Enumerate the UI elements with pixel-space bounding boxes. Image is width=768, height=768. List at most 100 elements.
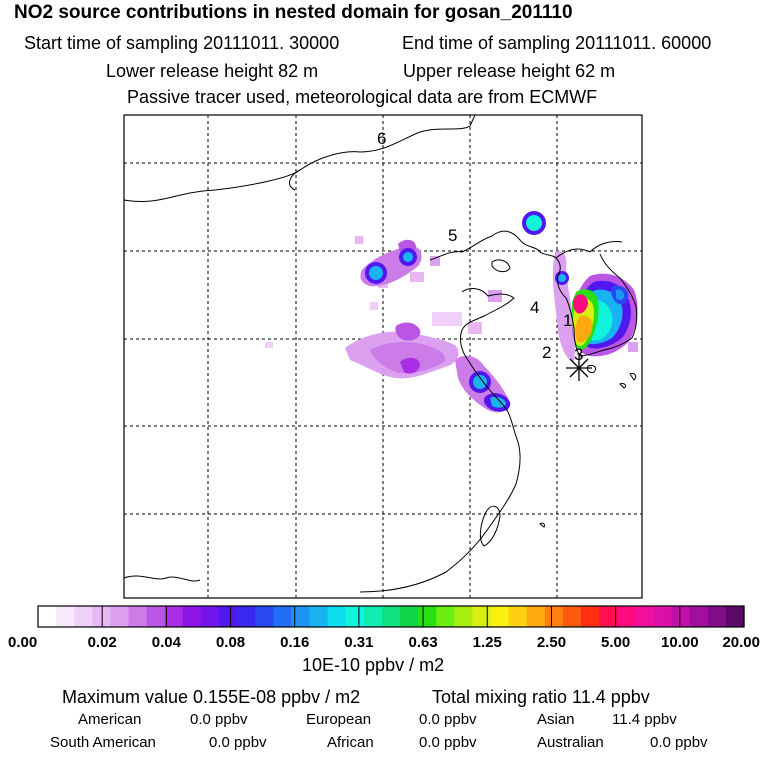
colorbar-unit: 10E-10 ppbv / m2: [302, 655, 445, 675]
colorbar-cell: [562, 606, 582, 627]
colorbar-cell: [707, 606, 727, 627]
region-labels: 6 5 4 1 2 3: [377, 129, 583, 364]
plume-spot: [488, 290, 502, 302]
colorbar-labels: 0.00 0.02 0.04 0.08 0.16 0.31 0.63 1.25 2.50 5.00…: [8, 634, 760, 651]
start-time-label: Start time of sampling 20111011. 30000: [24, 33, 340, 53]
colorbar-cell: [219, 606, 238, 627]
coast-south: [124, 575, 201, 582]
hotspot-5-core: [490, 396, 506, 408]
colorbar-cell: [599, 606, 618, 627]
colorbar-cell: [617, 606, 636, 627]
hotspot-6-core: [558, 274, 566, 282]
colorbar-cell: [273, 606, 293, 627]
colorbar-tick-label: 10.00: [661, 634, 699, 651]
colorbar-cell: [581, 606, 600, 627]
colorbar-tick-label: 1.25: [473, 634, 502, 651]
colorbar-tick-label: 0.02: [88, 634, 117, 651]
hotspot-4-core: [473, 375, 487, 389]
coast-east-china: [359, 329, 521, 593]
end-time-label: End time of sampling 20111011. 60000: [402, 33, 712, 53]
colorbar-ticks: [37, 606, 745, 627]
colorbar-tick-label: 5.00: [601, 634, 630, 651]
plume-spot: [265, 342, 273, 348]
total-mixing-ratio: Total mixing ratio 11.4 ppbv: [432, 687, 650, 707]
plume-spot: [355, 236, 363, 244]
colorbar-cell: [291, 606, 311, 627]
colorbar-cell: [164, 606, 184, 627]
plume-korea-orange: [575, 315, 593, 343]
page-title: NO2 source contributions in nested domai…: [14, 2, 573, 23]
hotspot-2-core: [369, 266, 383, 280]
region-label-3: 3: [574, 345, 583, 364]
colorbar-tick-label: 0.31: [344, 634, 373, 651]
receptor-marker: [566, 355, 592, 381]
hotspot-3-core: [403, 252, 413, 262]
colorbar-tick-label: 20.00: [722, 634, 760, 651]
coastlines: [124, 115, 638, 593]
lower-height-label: Lower release height 82 m: [106, 61, 319, 81]
colorbar-cell: [671, 606, 691, 627]
colorbar-cell: [182, 606, 202, 627]
coast-shandong: [461, 288, 515, 331]
colorbar-cell: [200, 606, 220, 627]
african-label: African: [327, 734, 374, 751]
region-label-4: 4: [530, 298, 539, 317]
colorbar-cell: [689, 606, 709, 627]
plume-central-core: [370, 342, 445, 374]
plume-korea-peak: [573, 294, 588, 314]
plume-korea-ne-core: [616, 289, 625, 301]
colorbar-cell: [472, 606, 492, 627]
colorbar-tick-label: 0.63: [408, 634, 437, 651]
colorbar-cell: [56, 606, 75, 627]
hotspot-1-core: [526, 215, 542, 231]
colorbar-cell: [400, 606, 419, 627]
colorbar-cell: [436, 606, 455, 627]
african-value: 0.0 ppbv: [419, 734, 477, 751]
colorbar-cell: [92, 606, 112, 627]
upper-height-label: Upper release height 62 m: [403, 61, 616, 81]
colorbar-cell: [309, 606, 329, 627]
coast-korea-north: [555, 248, 591, 259]
region-label-1: 1: [563, 311, 572, 330]
colorbar-tick-label: 2.50: [537, 634, 566, 651]
australian-label: Australian: [537, 734, 604, 751]
concentration-field: [265, 211, 638, 413]
plume-central-spot2: [400, 357, 420, 374]
colorbar-cell: [526, 606, 546, 627]
plume-central-spot: [395, 322, 421, 341]
european-value: 0.0 ppbv: [419, 711, 477, 728]
colorbar-cell: [635, 606, 655, 627]
european-label: European: [306, 711, 372, 728]
south-american-label: South American: [50, 734, 156, 751]
colorbar-cell: [490, 606, 510, 627]
colorbar-tick-label: 0.08: [216, 634, 245, 651]
colorbar-cell: [128, 606, 148, 627]
region-label-5: 5: [448, 226, 457, 245]
region-label-6: 6: [377, 129, 386, 148]
colorbar-cell: [508, 606, 528, 627]
american-value: 0.0 ppbv: [190, 711, 248, 728]
south-american-value: 0.0 ppbv: [209, 734, 267, 751]
asian-value: 11.4 ppbv: [612, 711, 677, 728]
colorbar-cell: [255, 606, 274, 627]
island-taiwan: [479, 505, 501, 547]
colorbar-cell: [725, 606, 745, 627]
colorbar-cell: [418, 606, 437, 627]
colorbar-tick-label: 0.00: [8, 634, 37, 651]
american-label: American: [78, 711, 142, 728]
maximum-value: Maximum value 0.155E-08 ppbv / m2: [62, 687, 361, 707]
border-segment: [289, 169, 301, 191]
plume-spot: [628, 342, 638, 352]
island-small: [539, 522, 545, 528]
colorbar-cell: [38, 606, 57, 627]
plume-spot: [370, 302, 378, 310]
island-small: [619, 383, 627, 389]
colorbar-cell: [363, 606, 383, 627]
coast-north-korea-east: [589, 241, 623, 253]
coast-liaodong: [491, 259, 511, 273]
map-frame: [123, 114, 643, 599]
australian-value: 0.0 ppbv: [650, 734, 708, 751]
colorbar-cell: [237, 606, 256, 627]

━━━━━━━━━━

**WRITTEN PROBLEM**
Switch each "plume-spot" in the records above to "plume-dot" and write the records out again with everything else unchanged. Leave the pictures out.

**FULL SOLUTION**
Enumerate the UI elements with pixel-space bounding boxes. Image is width=768, height=768. List at most 100 elements.
colorbar-unit: 10E-10 ppbv / m2: [302, 655, 445, 675]
colorbar-cell: [562, 606, 582, 627]
colorbar-cell: [707, 606, 727, 627]
region-labels: 6 5 4 1 2 3: [377, 129, 583, 364]
plume-dot: [488, 290, 502, 302]
colorbar-labels: 0.00 0.02 0.04 0.08 0.16 0.31 0.63 1.25 2.50 5.00…: [8, 634, 760, 651]
start-time-label: Start time of sampling 20111011. 30000: [24, 33, 340, 53]
colorbar-cell: [219, 606, 238, 627]
coast-south: [124, 575, 201, 582]
hotspot-5-core: [490, 396, 506, 408]
colorbar-cell: [599, 606, 618, 627]
colorbar-cell: [617, 606, 636, 627]
hotspot-6-core: [558, 274, 566, 282]
colorbar-cell: [273, 606, 293, 627]
colorbar-tick-label: 10.00: [661, 634, 699, 651]
colorbar-cell: [581, 606, 600, 627]
colorbar-tick-label: 1.25: [473, 634, 502, 651]
colorbar-tick-label: 0.02: [88, 634, 117, 651]
hotspot-4-core: [473, 375, 487, 389]
coast-east-china: [359, 329, 521, 593]
end-time-label: End time of sampling 20111011. 60000: [402, 33, 712, 53]
colorbar-ticks: [37, 606, 745, 627]
colorbar-tick-label: 5.00: [601, 634, 630, 651]
plume-dot: [265, 342, 273, 348]
total-mixing-ratio: Total mixing ratio 11.4 ppbv: [432, 687, 650, 707]
plume-dot: [355, 236, 363, 244]
colorbar-cell: [291, 606, 311, 627]
colorbar-cell: [164, 606, 184, 627]
plume-korea-orange: [575, 315, 593, 343]
page-title: NO2 source contributions in nested domai…: [14, 2, 573, 23]
hotspot-2-core: [369, 266, 383, 280]
region-label-3: 3: [574, 345, 583, 364]
colorbar-tick-label: 0.31: [344, 634, 373, 651]
receptor-marker: [566, 355, 592, 381]
hotspot-3-core: [403, 252, 413, 262]
colorbar-tick-label: 20.00: [722, 634, 760, 651]
coastlines: [124, 115, 638, 593]
lower-height-label: Lower release height 82 m: [106, 61, 319, 81]
colorbar-cell: [671, 606, 691, 627]
colorbar-cell: [182, 606, 202, 627]
coast-shandong: [461, 288, 515, 331]
colorbar-cell: [200, 606, 220, 627]
african-label: African: [327, 734, 374, 751]
region-label-4: 4: [530, 298, 539, 317]
colorbar-cell: [689, 606, 709, 627]
plume-central-core: [370, 342, 445, 374]
plume-korea-peak: [573, 294, 588, 314]
plume-korea-ne-core: [616, 289, 625, 301]
colorbar-cell: [472, 606, 492, 627]
colorbar-tick-label: 0.63: [408, 634, 437, 651]
colorbar-cell: [56, 606, 75, 627]
hotspot-1-core: [526, 215, 542, 231]
colorbar-cell: [400, 606, 419, 627]
colorbar-cell: [436, 606, 455, 627]
african-value: 0.0 ppbv: [419, 734, 477, 751]
colorbar-cell: [92, 606, 112, 627]
upper-height-label: Upper release height 62 m: [403, 61, 616, 81]
colorbar-cell: [309, 606, 329, 627]
coast-korea-north: [555, 248, 591, 259]
region-label-1: 1: [563, 311, 572, 330]
colorbar-tick-label: 2.50: [537, 634, 566, 651]
australian-label: Australian: [537, 734, 604, 751]
concentration-field: [265, 211, 638, 413]
plume-central-spot2: [400, 357, 420, 374]
colorbar-cell: [526, 606, 546, 627]
plume-central-spot: [395, 322, 421, 341]
european-value: 0.0 ppbv: [419, 711, 477, 728]
colorbar-cell: [635, 606, 655, 627]
european-label: European: [306, 711, 372, 728]
south-american-label: South American: [50, 734, 156, 751]
colorbar-cell: [490, 606, 510, 627]
colorbar-tick-label: 0.08: [216, 634, 245, 651]
colorbar-cell: [128, 606, 148, 627]
region-label-5: 5: [448, 226, 457, 245]
region-label-6: 6: [377, 129, 386, 148]
colorbar-cell: [508, 606, 528, 627]
american-value: 0.0 ppbv: [190, 711, 248, 728]
south-american-value: 0.0 ppbv: [209, 734, 267, 751]
asian-value: 11.4 ppbv: [612, 711, 677, 728]
colorbar-cell: [255, 606, 274, 627]
island-taiwan: [479, 505, 501, 547]
colorbar-cell: [725, 606, 745, 627]
colorbar-cell: [418, 606, 437, 627]
colorbar-tick-label: 0.00: [8, 634, 37, 651]
american-label: American: [78, 711, 142, 728]
maximum-value: Maximum value 0.155E-08 ppbv / m2: [62, 687, 361, 707]
border-segment: [289, 169, 301, 191]
plume-dot: [628, 342, 638, 352]
island-small: [539, 522, 545, 528]
colorbar-cell: [38, 606, 57, 627]
plume-dot: [370, 302, 378, 310]
island-small: [619, 383, 627, 389]
colorbar-cell: [363, 606, 383, 627]
coast-north-korea-east: [589, 241, 623, 253]
coast-liaodong: [491, 259, 511, 273]
map-frame: [123, 114, 643, 599]
australian-value: 0.0 ppbv: [650, 734, 708, 751]
colorbar-cell: [237, 606, 256, 627]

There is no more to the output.